**Problem to solve:** Copy all the data exactly, except the pictures.

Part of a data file
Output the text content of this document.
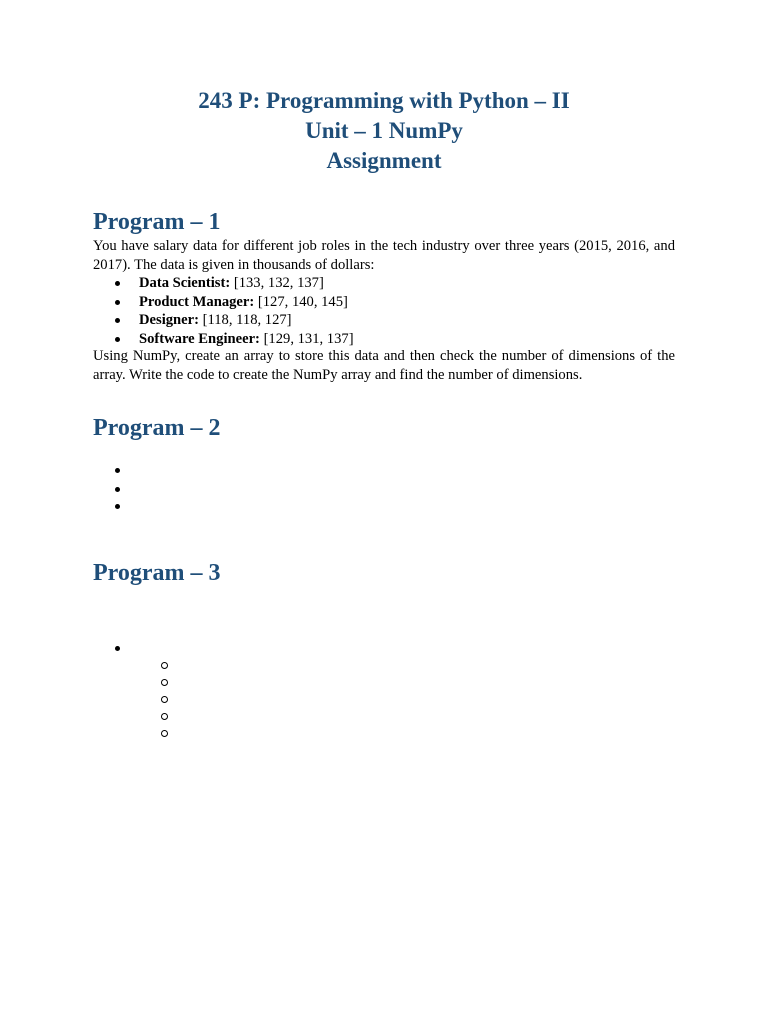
243 P: Programming with Python – II
Unit – 1 NumPy
Assignment
Program – 1

You have salary data for different job roles in the tech industry over three years (2015, 2016, and 2017). The data is given in thousands of dollars:

Data Scientist: [133, 132, 137]
Product Manager: [127, 140, 145]
Designer: [118, 118, 127]
Software Engineer: [129, 131, 137]

Using NumPy, create an array to store this data and then check the number of dimensions of the array. Write the code to create the NumPy array and find the number of dimensions.

Program – 2
Program – 3
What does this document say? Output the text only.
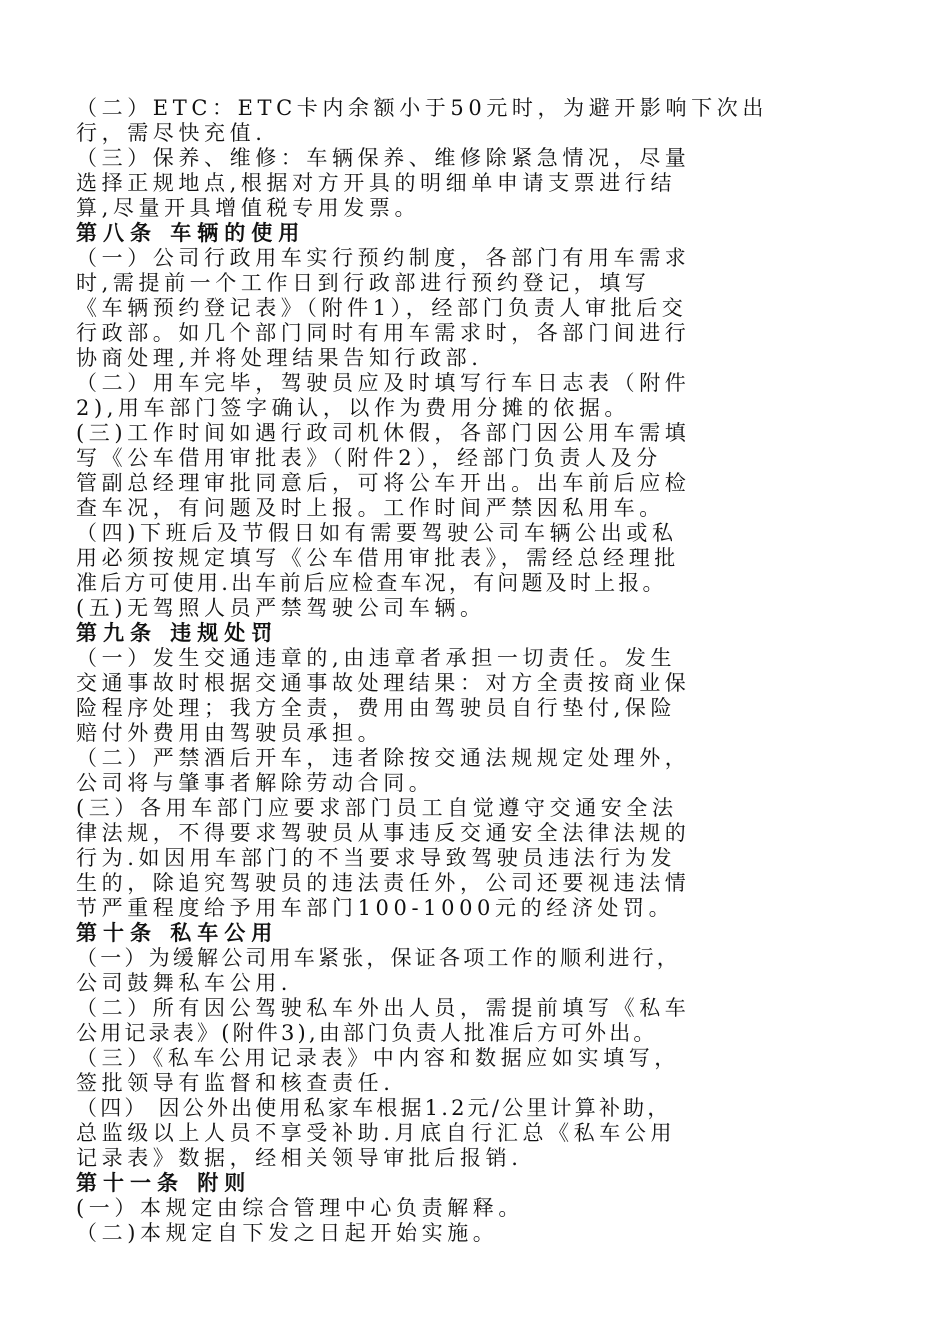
（二）ETC：ETC卡内余额小于50元时，为避开影响下次出
行，需尽快充值.
（三）保养、维修：车辆保养、维修除紧急情况，尽量
选择正规地点,根据对方开具的明细单申请支票进行结
算,尽量开具增值税专用发票。
第八条 车辆的使用
（一）公司行政用车实行预约制度，各部门有用车需求
时,需提前一个工作日到行政部进行预约登记，填写
《车辆预约登记表》（附件1），经部门负责人审批后交
行政部。如几个部门同时有用车需求时，各部门间进行
协商处理,并将处理结果告知行政部.
（二）用车完毕，驾驶员应及时填写行车日志表（附件
2),用车部门签字确认，以作为费用分摊的依据。
(三)工作时间如遇行政司机休假，各部门因公用车需填
写《公车借用审批表》（附件2），经部门负责人及分
管副总经理审批同意后，可将公车开出。出车前后应检
查车况，有问题及时上报。工作时间严禁因私用车。
（四)下班后及节假日如有需要驾驶公司车辆公出或私
用必须按规定填写《公车借用审批表》，需经总经理批
准后方可使用.出车前后应检查车况，有问题及时上报。
(五)无驾照人员严禁驾驶公司车辆。
第九条 违规处罚
（一）发生交通违章的,由违章者承担一切责任。发生
交通事故时根据交通事故处理结果：对方全责按商业保
险程序处理；我方全责，费用由驾驶员自行垫付,保险
赔付外费用由驾驶员承担。
（二）严禁酒后开车，违者除按交通法规规定处理外，
公司将与肇事者解除劳动合同。
(三）各用车部门应要求部门员工自觉遵守交通安全法
律法规，不得要求驾驶员从事违反交通安全法律法规的
行为.如因用车部门的不当要求导致驾驶员违法行为发
生的，除追究驾驶员的违法责任外，公司还要视违法情
节严重程度给予用车部门100-1000元的经济处罚。
第十条 私车公用
（一）为缓解公司用车紧张，保证各项工作的顺利进行，
公司鼓舞私车公用.
（二）所有因公驾驶私车外出人员，需提前填写《私车
公用记录表》(附件3),由部门负责人批准后方可外出。
（三）《私车公用记录表》中内容和数据应如实填写，
签批领导有监督和核查责任.
（四） 因公外出使用私家车根据1.2元/公里计算补助，
总监级以上人员不享受补助.月底自行汇总《私车公用
记录表》数据，经相关领导审批后报销.
第十一条 附则
(一）本规定由综合管理中心负责解释。
（二)本规定自下发之日起开始实施。
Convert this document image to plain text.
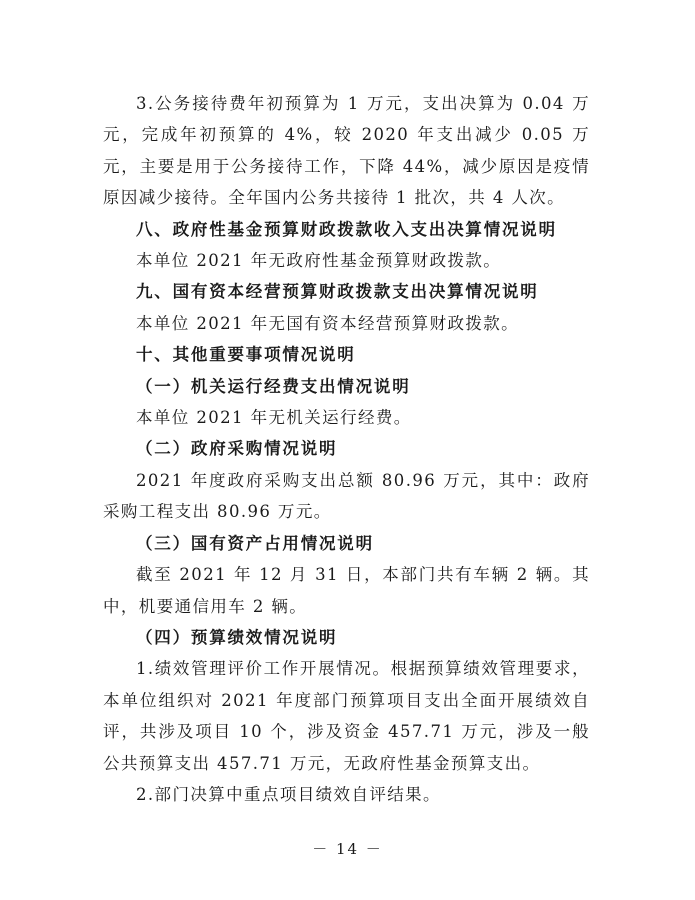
3.公务接待费年初预算为 1 万元，支出决算为 0.04 万元，完成年初预算的 4%，较 2020 年支出减少 0.05 万元，主要是用于公务接待工作，下降 44%，减少原因是疫情原因减少接待。全年国内公务共接待 1 批次，共 4 人次。

八、政府性基金预算财政拨款收入支出决算情况说明

本单位 2021 年无政府性基金预算财政拨款。

九、国有资本经营预算财政拨款支出决算情况说明

本单位 2021 年无国有资本经营预算财政拨款。

十、其他重要事项情况说明

（一）机关运行经费支出情况说明

本单位 2021 年无机关运行经费。

（二）政府采购情况说明

2021 年度政府采购支出总额 80.96 万元，其中：政府采购工程支出 80.96 万元。

（三）国有资产占用情况说明

截至 2021 年 12 月 31 日，本部门共有车辆 2 辆。其中，机要通信用车 2 辆。

（四）预算绩效情况说明

1.绩效管理评价工作开展情况。根据预算绩效管理要求，本单位组织对 2021 年度部门预算项目支出全面开展绩效自评，共涉及项目 10 个，涉及资金 457.71 万元，涉及一般公共预算支出 457.71 万元，无政府性基金预算支出。

2.部门决算中重点项目绩效自评结果。

－ 14 －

**Output for this exercise:**
Output the text content of this document.
243 P: Programming with Python – II
Unit – 1 NumPy
Assignment
Program – 1

You have salary data for different job roles in the tech industry over three years (2015, 2016, and 2017). The data is given in thousands of dollars:

Data Scientist: [133, 132, 137]
Product Manager: [127, 140, 145]
Designer: [118, 118, 127]
Software Engineer: [129, 131, 137]

Using NumPy, create an array to store this data and then check the number of dimensions of the array. Write the code to create the NumPy array and find the number of dimensions.

Program – 2
Program – 3
What does this document say? Output the text only.
（二）ETC：ETC卡内余额小于50元时，为避开影响下次出
行，需尽快充值.
（三）保养、维修：车辆保养、维修除紧急情况，尽量
选择正规地点,根据对方开具的明细单申请支票进行结
算,尽量开具增值税专用发票。
第八条 车辆的使用
（一）公司行政用车实行预约制度，各部门有用车需求
时,需提前一个工作日到行政部进行预约登记，填写
《车辆预约登记表》（附件1），经部门负责人审批后交
行政部。如几个部门同时有用车需求时，各部门间进行
协商处理,并将处理结果告知行政部.
（二）用车完毕，驾驶员应及时填写行车日志表（附件
2),用车部门签字确认，以作为费用分摊的依据。
(三)工作时间如遇行政司机休假，各部门因公用车需填
写《公车借用审批表》（附件2），经部门负责人及分
管副总经理审批同意后，可将公车开出。出车前后应检
查车况，有问题及时上报。工作时间严禁因私用车。
（四)下班后及节假日如有需要驾驶公司车辆公出或私
用必须按规定填写《公车借用审批表》，需经总经理批
准后方可使用.出车前后应检查车况，有问题及时上报。
(五)无驾照人员严禁驾驶公司车辆。
第九条 违规处罚
（一）发生交通违章的,由违章者承担一切责任。发生
交通事故时根据交通事故处理结果：对方全责按商业保
险程序处理；我方全责，费用由驾驶员自行垫付,保险
赔付外费用由驾驶员承担。
（二）严禁酒后开车，违者除按交通法规规定处理外，
公司将与肇事者解除劳动合同。
(三）各用车部门应要求部门员工自觉遵守交通安全法
律法规，不得要求驾驶员从事违反交通安全法律法规的
行为.如因用车部门的不当要求导致驾驶员违法行为发
生的，除追究驾驶员的违法责任外，公司还要视违法情
节严重程度给予用车部门100-1000元的经济处罚。
第十条 私车公用
（一）为缓解公司用车紧张，保证各项工作的顺利进行，
公司鼓舞私车公用.
（二）所有因公驾驶私车外出人员，需提前填写《私车
公用记录表》(附件3),由部门负责人批准后方可外出。
（三）《私车公用记录表》中内容和数据应如实填写，
签批领导有监督和核查责任.
（四） 因公外出使用私家车根据1.2元/公里计算补助，
总监级以上人员不享受补助.月底自行汇总《私车公用
记录表》数据，经相关领导审批后报销.
第十一条 附则
(一）本规定由综合管理中心负责解释。
（二)本规定自下发之日起开始实施。
Convert this document image to plain text.
3.公务接待费年初预算为 1 万元，支出决算为 0.04 万元，完成年初预算的 4%，较 2020 年支出减少 0.05 万元，主要是用于公务接待工作，下降 44%，减少原因是疫情原因减少接待。全年国内公务共接待 1 批次，共 4 人次。

八、政府性基金预算财政拨款收入支出决算情况说明

本单位 2021 年无政府性基金预算财政拨款。

九、国有资本经营预算财政拨款支出决算情况说明

本单位 2021 年无国有资本经营预算财政拨款。

十、其他重要事项情况说明

（一）机关运行经费支出情况说明

本单位 2021 年无机关运行经费。

（二）政府采购情况说明

2021 年度政府采购支出总额 80.96 万元，其中：政府采购工程支出 80.96 万元。

（三）国有资产占用情况说明

截至 2021 年 12 月 31 日，本部门共有车辆 2 辆。其中，机要通信用车 2 辆。

（四）预算绩效情况说明

1.绩效管理评价工作开展情况。根据预算绩效管理要求，本单位组织对 2021 年度部门预算项目支出全面开展绩效自评，共涉及项目 10 个，涉及资金 457.71 万元，涉及一般公共预算支出 457.71 万元，无政府性基金预算支出。

2.部门决算中重点项目绩效自评结果。

－ 14 －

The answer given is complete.